-- Start of Extracted material --

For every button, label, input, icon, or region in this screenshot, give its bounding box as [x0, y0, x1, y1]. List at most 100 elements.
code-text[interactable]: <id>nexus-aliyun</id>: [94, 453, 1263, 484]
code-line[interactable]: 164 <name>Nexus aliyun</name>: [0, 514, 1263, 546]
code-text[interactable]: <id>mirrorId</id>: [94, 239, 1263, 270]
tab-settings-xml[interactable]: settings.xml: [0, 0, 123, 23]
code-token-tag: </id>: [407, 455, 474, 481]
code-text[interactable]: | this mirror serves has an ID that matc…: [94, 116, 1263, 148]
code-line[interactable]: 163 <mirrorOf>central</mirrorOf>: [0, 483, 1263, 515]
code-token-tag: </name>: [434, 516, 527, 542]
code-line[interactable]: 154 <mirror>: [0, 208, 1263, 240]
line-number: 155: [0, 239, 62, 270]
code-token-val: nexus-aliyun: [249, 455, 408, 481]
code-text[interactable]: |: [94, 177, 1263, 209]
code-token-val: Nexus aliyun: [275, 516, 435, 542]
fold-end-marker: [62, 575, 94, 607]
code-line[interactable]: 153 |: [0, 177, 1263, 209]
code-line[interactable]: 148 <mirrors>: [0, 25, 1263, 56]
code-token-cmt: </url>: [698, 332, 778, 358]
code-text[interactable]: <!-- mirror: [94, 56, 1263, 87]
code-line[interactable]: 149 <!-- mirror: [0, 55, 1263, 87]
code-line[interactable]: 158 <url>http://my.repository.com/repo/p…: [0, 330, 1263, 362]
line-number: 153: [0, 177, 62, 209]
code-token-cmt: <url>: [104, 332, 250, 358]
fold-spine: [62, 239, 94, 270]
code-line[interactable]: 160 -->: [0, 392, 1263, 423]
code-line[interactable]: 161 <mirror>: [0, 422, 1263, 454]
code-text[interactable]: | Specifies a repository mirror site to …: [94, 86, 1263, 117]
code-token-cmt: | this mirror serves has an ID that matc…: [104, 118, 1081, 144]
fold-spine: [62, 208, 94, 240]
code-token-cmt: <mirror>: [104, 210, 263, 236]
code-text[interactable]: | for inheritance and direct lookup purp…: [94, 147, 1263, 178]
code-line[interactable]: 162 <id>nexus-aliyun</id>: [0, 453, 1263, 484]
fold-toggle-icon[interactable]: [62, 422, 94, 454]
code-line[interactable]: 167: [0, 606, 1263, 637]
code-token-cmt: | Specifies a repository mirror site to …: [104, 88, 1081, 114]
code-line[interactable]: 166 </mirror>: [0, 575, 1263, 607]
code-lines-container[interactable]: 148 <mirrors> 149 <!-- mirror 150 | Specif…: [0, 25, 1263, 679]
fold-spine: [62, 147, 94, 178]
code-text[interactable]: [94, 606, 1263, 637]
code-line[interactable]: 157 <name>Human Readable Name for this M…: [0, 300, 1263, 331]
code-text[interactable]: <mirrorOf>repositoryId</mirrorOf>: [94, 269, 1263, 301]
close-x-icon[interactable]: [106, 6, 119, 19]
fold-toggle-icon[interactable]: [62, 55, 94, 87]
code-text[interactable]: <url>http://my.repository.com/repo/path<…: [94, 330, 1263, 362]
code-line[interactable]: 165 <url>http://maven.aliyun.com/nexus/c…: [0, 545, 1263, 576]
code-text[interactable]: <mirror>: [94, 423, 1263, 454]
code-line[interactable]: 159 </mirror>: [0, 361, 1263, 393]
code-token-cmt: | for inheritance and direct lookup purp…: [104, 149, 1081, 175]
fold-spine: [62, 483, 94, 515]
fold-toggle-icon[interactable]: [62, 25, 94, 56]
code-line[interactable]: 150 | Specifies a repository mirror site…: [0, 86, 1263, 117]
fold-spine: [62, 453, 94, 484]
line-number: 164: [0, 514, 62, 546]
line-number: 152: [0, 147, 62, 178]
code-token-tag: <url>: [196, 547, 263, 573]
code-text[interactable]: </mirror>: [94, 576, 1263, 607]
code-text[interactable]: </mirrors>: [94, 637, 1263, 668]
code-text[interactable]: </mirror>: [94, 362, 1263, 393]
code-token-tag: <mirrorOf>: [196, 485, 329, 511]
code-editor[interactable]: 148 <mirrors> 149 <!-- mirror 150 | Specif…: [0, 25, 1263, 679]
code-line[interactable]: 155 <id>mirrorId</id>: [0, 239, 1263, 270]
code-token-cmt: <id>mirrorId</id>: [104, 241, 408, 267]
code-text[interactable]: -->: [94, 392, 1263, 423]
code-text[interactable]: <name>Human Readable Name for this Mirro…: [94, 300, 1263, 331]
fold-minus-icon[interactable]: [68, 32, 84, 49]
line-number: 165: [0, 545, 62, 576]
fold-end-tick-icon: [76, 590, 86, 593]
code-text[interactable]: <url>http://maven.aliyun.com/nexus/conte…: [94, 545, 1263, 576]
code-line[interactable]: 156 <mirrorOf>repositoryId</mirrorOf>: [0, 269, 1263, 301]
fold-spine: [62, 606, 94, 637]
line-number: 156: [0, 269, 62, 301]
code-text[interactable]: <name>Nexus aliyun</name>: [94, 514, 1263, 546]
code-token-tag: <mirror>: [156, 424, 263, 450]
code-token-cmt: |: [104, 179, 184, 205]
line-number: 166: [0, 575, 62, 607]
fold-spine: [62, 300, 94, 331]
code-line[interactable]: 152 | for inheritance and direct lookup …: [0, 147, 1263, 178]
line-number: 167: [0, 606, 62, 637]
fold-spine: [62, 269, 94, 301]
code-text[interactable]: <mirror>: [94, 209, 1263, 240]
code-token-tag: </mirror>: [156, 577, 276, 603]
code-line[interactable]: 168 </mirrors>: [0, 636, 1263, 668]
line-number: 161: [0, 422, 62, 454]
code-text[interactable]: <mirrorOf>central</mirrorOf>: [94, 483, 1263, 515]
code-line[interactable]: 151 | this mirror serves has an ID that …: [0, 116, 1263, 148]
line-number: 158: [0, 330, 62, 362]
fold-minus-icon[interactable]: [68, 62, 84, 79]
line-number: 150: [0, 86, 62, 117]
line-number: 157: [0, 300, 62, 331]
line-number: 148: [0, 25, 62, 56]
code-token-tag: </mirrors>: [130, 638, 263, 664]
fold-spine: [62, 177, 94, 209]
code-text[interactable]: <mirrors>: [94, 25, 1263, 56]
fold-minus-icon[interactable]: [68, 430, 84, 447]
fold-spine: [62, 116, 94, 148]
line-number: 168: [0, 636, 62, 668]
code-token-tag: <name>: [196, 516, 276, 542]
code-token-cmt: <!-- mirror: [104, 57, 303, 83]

-- End of Extracted material --

_Stated task_
Report every line of the material above that contains the string "purp", matching case exactly.

_The answer_
code-text[interactable]: | for inheritance and direct lookup purp…: [94, 147, 1263, 178]
code-token-cmt: | for inheritance and direct lookup purp…: [104, 149, 1081, 175]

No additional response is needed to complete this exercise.